- [Exercise] Write out the listing below again, precisely as it is given.

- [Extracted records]
---

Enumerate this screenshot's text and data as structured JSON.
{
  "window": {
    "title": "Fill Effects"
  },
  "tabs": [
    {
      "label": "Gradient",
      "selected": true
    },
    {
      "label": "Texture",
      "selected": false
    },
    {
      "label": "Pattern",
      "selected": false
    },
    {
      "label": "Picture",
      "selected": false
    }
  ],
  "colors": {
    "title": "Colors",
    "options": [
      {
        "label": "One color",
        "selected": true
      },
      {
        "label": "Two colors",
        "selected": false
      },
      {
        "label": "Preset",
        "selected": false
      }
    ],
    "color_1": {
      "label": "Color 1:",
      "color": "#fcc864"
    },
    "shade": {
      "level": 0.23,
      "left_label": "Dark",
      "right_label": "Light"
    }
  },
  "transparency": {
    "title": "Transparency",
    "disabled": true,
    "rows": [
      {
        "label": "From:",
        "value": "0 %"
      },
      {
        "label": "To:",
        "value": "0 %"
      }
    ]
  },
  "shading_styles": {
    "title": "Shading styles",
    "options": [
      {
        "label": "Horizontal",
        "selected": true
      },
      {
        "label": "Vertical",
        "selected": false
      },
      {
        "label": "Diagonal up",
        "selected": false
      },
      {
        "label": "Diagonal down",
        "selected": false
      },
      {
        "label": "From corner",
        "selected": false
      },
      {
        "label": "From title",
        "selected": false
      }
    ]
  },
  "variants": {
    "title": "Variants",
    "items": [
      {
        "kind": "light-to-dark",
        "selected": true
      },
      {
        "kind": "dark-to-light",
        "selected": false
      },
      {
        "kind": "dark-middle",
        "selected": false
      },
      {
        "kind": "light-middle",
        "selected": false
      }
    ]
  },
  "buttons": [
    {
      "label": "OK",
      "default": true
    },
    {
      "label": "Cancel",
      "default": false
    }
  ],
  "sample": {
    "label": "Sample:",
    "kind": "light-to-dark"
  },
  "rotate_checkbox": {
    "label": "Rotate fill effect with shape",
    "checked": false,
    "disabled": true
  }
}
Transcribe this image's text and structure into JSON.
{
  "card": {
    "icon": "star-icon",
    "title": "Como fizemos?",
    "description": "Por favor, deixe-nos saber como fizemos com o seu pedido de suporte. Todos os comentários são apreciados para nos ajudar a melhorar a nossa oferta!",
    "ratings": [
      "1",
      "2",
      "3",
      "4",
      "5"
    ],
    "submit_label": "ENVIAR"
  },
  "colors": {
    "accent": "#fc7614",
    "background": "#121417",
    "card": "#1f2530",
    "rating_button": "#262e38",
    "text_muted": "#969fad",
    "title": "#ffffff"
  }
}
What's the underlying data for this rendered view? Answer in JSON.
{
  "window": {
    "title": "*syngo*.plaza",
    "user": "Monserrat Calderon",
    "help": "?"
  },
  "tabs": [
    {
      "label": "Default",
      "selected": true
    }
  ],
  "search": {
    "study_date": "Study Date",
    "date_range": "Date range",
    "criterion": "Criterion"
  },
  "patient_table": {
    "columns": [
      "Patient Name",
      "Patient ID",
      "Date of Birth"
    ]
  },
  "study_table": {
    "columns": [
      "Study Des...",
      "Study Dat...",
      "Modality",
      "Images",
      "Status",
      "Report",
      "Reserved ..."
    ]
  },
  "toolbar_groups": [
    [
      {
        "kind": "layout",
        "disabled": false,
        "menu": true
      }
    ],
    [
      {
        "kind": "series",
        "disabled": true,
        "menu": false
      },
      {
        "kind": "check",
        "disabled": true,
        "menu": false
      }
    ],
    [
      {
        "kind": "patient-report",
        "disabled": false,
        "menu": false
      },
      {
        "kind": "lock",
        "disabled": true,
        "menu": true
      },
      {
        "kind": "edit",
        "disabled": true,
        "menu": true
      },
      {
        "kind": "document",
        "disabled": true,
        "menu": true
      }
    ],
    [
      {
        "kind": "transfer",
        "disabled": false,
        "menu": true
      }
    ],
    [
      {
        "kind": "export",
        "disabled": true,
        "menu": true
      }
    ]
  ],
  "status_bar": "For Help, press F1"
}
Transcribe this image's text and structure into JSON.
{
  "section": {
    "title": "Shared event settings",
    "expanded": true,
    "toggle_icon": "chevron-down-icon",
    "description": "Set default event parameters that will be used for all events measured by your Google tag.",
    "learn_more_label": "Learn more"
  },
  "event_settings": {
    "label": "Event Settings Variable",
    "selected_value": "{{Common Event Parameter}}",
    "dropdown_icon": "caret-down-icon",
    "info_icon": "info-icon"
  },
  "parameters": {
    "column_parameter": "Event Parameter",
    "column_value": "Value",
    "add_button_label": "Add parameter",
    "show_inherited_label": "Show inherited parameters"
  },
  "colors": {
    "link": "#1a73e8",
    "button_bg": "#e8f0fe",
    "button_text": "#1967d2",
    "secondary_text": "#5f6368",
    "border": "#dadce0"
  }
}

---

- [Exercise response]
Enumerate this screenshot's text and data as structured JSON.
{
  "window": {
    "title": "Fill Effects"
  },
  "tabs": [
    {
      "label": "Gradient",
      "selected": true
    },
    {
      "label": "Texture",
      "selected": false
    },
    {
      "label": "Pattern",
      "selected": false
    },
    {
      "label": "Picture",
      "selected": false
    }
  ],
  "colors": {
    "title": "Colors",
    "options": [
      {
        "label": "One color",
        "selected": true
      },
      {
        "label": "Two colors",
        "selected": false
      },
      {
        "label": "Preset",
        "selected": false
      }
    ],
    "color_1": {
      "label": "Color 1:",
      "color": "#fcc864"
    },
    "shade": {
      "level": 0.23,
      "left_label": "Dark",
      "right_label": "Light"
    }
  },
  "transparency": {
    "title": "Transparency",
    "disabled": true,
    "rows": [
      {
        "label": "From:",
        "value": "0 %"
      },
      {
        "label": "To:",
        "value": "0 %"
      }
    ]
  },
  "shading_styles": {
    "title": "Shading styles",
    "options": [
      {
        "label": "Horizontal",
        "selected": true
      },
      {
        "label": "Vertical",
        "selected": false
      },
      {
        "label": "Diagonal up",
        "selected": false
      },
      {
        "label": "Diagonal down",
        "selected": false
      },
      {
        "label": "From corner",
        "selected": false
      },
      {
        "label": "From title",
        "selected": false
      }
    ]
  },
  "variants": {
    "title": "Variants",
    "items": [
      {
        "kind": "light-to-dark",
        "selected": true
      },
      {
        "kind": "dark-to-light",
        "selected": false
      },
      {
        "kind": "dark-middle",
        "selected": false
      },
      {
        "kind": "light-middle",
        "selected": false
      }
    ]
  },
  "buttons": [
    {
      "label": "OK",
      "default": true
    },
    {
      "label": "Cancel",
      "default": false
    }
  ],
  "sample": {
    "label": "Sample:",
    "kind": "light-to-dark"
  },
  "rotate_checkbox": {
    "label": "Rotate fill effect with shape",
    "checked": false,
    "disabled": true
  }
}
Transcribe this image's text and structure into JSON.
{
  "card": {
    "icon": "star-icon",
    "title": "Como fizemos?",
    "description": "Por favor, deixe-nos saber como fizemos com o seu pedido de suporte. Todos os comentários são apreciados para nos ajudar a melhorar a nossa oferta!",
    "ratings": [
      "1",
      "2",
      "3",
      "4",
      "5"
    ],
    "submit_label": "ENVIAR"
  },
  "colors": {
    "accent": "#fc7614",
    "background": "#121417",
    "card": "#1f2530",
    "rating_button": "#262e38",
    "text_muted": "#969fad",
    "title": "#ffffff"
  }
}
What's the underlying data for this rendered view? Answer in JSON.
{
  "window": {
    "title": "*syngo*.plaza",
    "user": "Monserrat Calderon",
    "help": "?"
  },
  "tabs": [
    {
      "label": "Default",
      "selected": true
    }
  ],
  "search": {
    "study_date": "Study Date",
    "date_range": "Date range",
    "criterion": "Criterion"
  },
  "patient_table": {
    "columns": [
      "Patient Name",
      "Patient ID",
      "Date of Birth"
    ]
  },
  "study_table": {
    "columns": [
      "Study Des...",
      "Study Dat...",
      "Modality",
      "Images",
      "Status",
      "Report",
      "Reserved ..."
    ]
  },
  "toolbar_groups": [
    [
      {
        "kind": "layout",
        "disabled": false,
        "menu": true
      }
    ],
    [
      {
        "kind": "series",
        "disabled": true,
        "menu": false
      },
      {
        "kind": "check",
        "disabled": true,
        "menu": false
      }
    ],
    [
      {
        "kind": "patient-report",
        "disabled": false,
        "menu": false
      },
      {
        "kind": "lock",
        "disabled": true,
        "menu": true
      },
      {
        "kind": "edit",
        "disabled": true,
        "menu": true
      },
      {
        "kind": "document",
        "disabled": true,
        "menu": true
      }
    ],
    [
      {
        "kind": "transfer",
        "disabled": false,
        "menu": true
      }
    ],
    [
      {
        "kind": "export",
        "disabled": true,
        "menu": true
      }
    ]
  ],
  "status_bar": "For Help, press F1"
}
Transcribe this image's text and structure into JSON.
{
  "section": {
    "title": "Shared event settings",
    "expanded": true,
    "toggle_icon": "chevron-down-icon",
    "description": "Set default event parameters that will be used for all events measured by your Google tag.",
    "learn_more_label": "Learn more"
  },
  "event_settings": {
    "label": "Event Settings Variable",
    "selected_value": "{{Common Event Parameter}}",
    "dropdown_icon": "caret-down-icon",
    "info_icon": "info-icon"
  },
  "parameters": {
    "column_parameter": "Event Parameter",
    "column_value": "Value",
    "add_button_label": "Add parameter",
    "show_inherited_label": "Show inherited parameters"
  },
  "colors": {
    "link": "#1a73e8",
    "button_bg": "#e8f0fe",
    "button_text": "#1967d2",
    "secondary_text": "#5f6368",
    "border": "#dadce0"
  }
}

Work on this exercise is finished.